----- MATERIAL PROVIDED -----

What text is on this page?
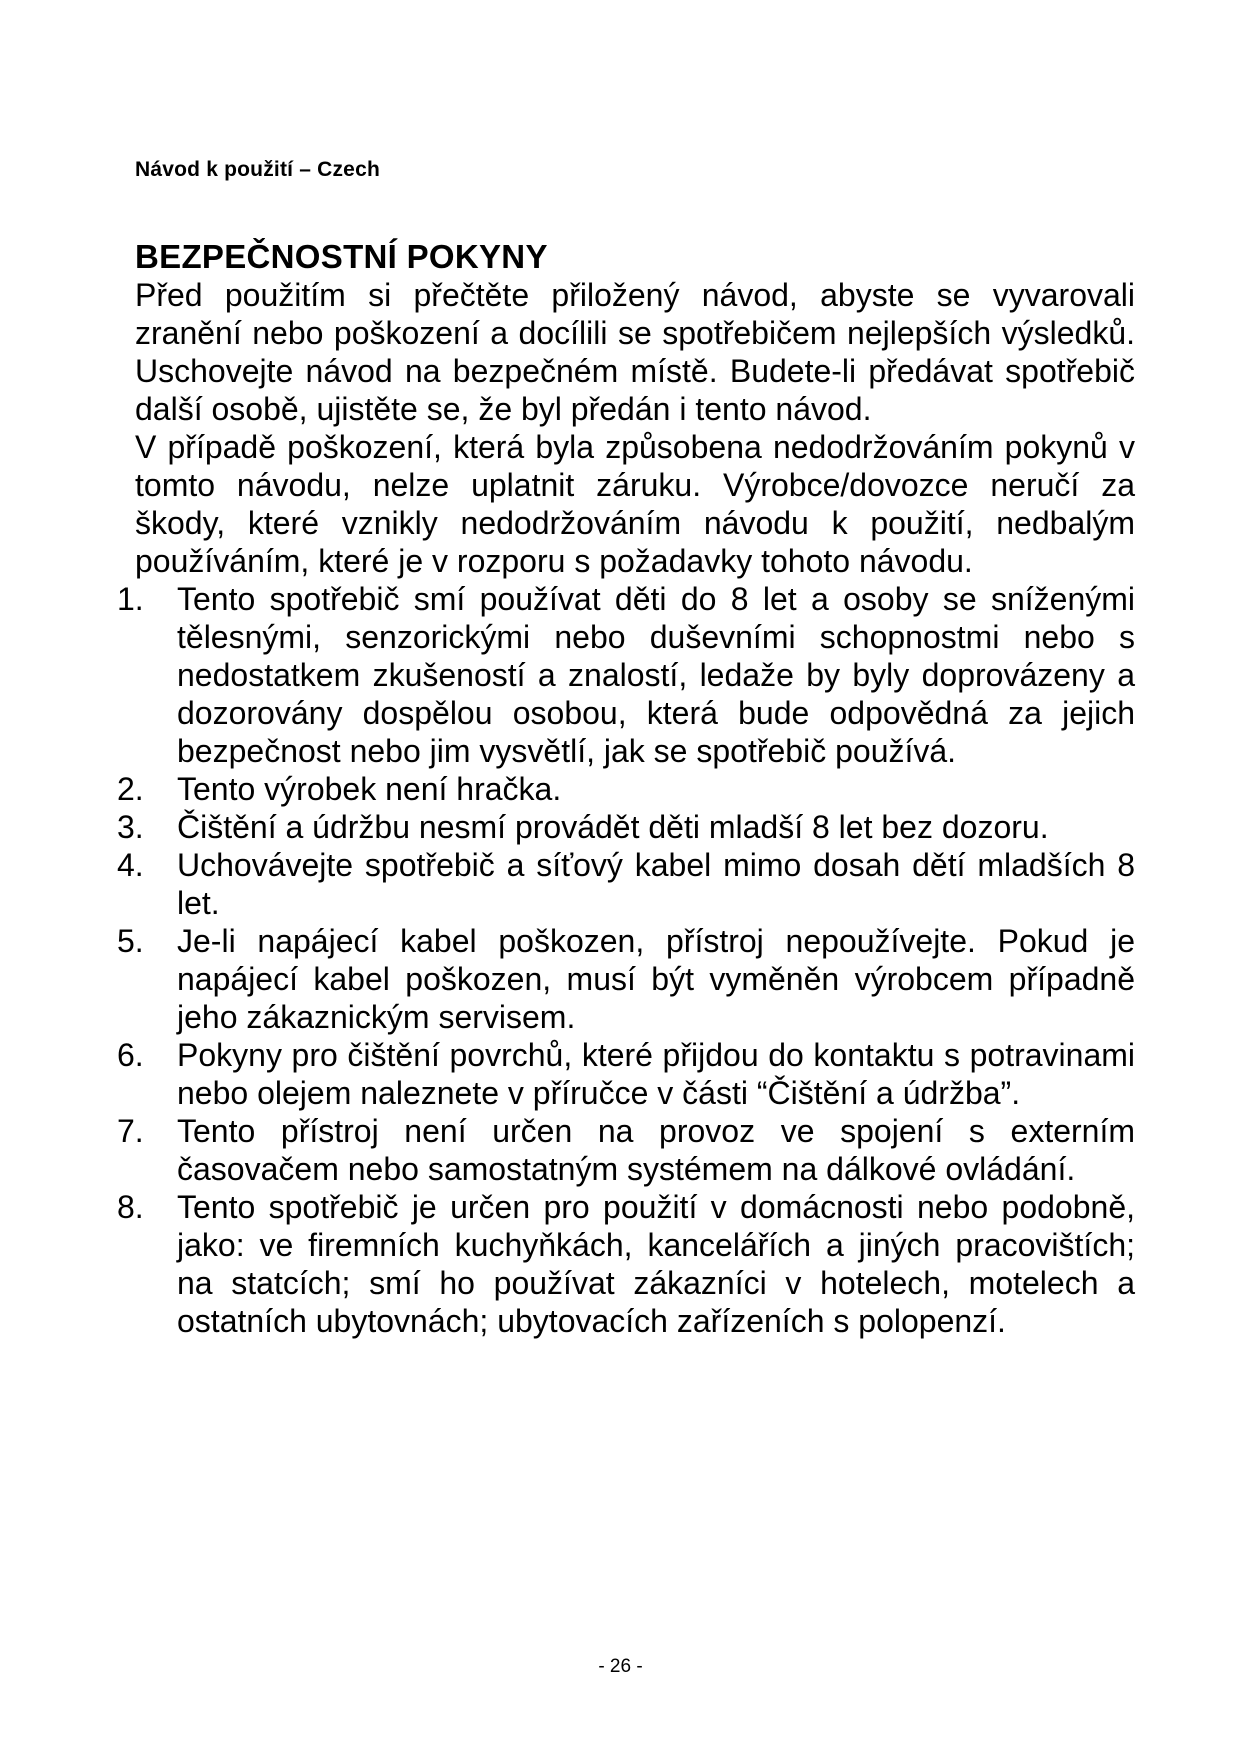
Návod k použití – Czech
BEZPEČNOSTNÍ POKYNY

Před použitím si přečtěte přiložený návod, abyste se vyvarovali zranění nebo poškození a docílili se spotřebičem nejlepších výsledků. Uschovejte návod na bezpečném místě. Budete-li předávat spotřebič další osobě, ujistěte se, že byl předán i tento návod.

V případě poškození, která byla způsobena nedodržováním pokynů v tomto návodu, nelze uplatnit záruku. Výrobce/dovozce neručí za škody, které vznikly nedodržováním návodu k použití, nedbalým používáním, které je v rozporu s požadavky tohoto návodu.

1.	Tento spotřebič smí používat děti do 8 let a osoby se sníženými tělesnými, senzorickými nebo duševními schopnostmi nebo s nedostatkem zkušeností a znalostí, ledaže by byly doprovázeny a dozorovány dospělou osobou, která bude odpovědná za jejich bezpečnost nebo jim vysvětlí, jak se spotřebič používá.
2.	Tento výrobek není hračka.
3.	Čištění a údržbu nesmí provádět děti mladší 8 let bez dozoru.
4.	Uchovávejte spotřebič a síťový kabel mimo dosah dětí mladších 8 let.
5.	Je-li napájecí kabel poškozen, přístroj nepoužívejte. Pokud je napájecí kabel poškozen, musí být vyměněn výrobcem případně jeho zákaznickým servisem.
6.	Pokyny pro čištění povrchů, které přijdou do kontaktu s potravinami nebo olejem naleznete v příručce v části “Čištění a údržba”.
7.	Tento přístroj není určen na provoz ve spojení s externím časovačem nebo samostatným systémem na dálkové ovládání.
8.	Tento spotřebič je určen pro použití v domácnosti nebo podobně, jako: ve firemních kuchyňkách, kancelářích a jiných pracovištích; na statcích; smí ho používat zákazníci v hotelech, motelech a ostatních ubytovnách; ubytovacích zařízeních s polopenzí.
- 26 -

-----

__DIRECTIONS__:
Gather from the entries above all lines that include the string "spotřebič".

__SOLUTION TO THIS PROBLEM__:
Před použitím si přečtěte přiložený návod, abyste se vyvarovali zranění nebo poškození a docílili se spotřebičem nejlepších výsledků. Uschovejte návod na bezpečném místě. Budete-li předávat spotřebič další osobě, ujistěte se, že byl předán i tento návod.
1.	Tento spotřebič smí používat děti do 8 let a osoby se sníženými tělesnými, senzorickými nebo duševními schopnostmi nebo s nedostatkem zkušeností a znalostí, ledaže by byly doprovázeny a dozorovány dospělou osobou, která bude odpovědná za jejich bezpečnost nebo jim vysvětlí, jak se spotřebič používá.
4.	Uchovávejte spotřebič a síťový kabel mimo dosah dětí mladších 8 let.
8.	Tento spotřebič je určen pro použití v domácnosti nebo podobně, jako: ve firemních kuchyňkách, kancelářích a jiných pracovištích; na statcích; smí ho používat zákazníci v hotelech, motelech a ostatních ubytovnách; ubytovacích zařízeních s polopenzí.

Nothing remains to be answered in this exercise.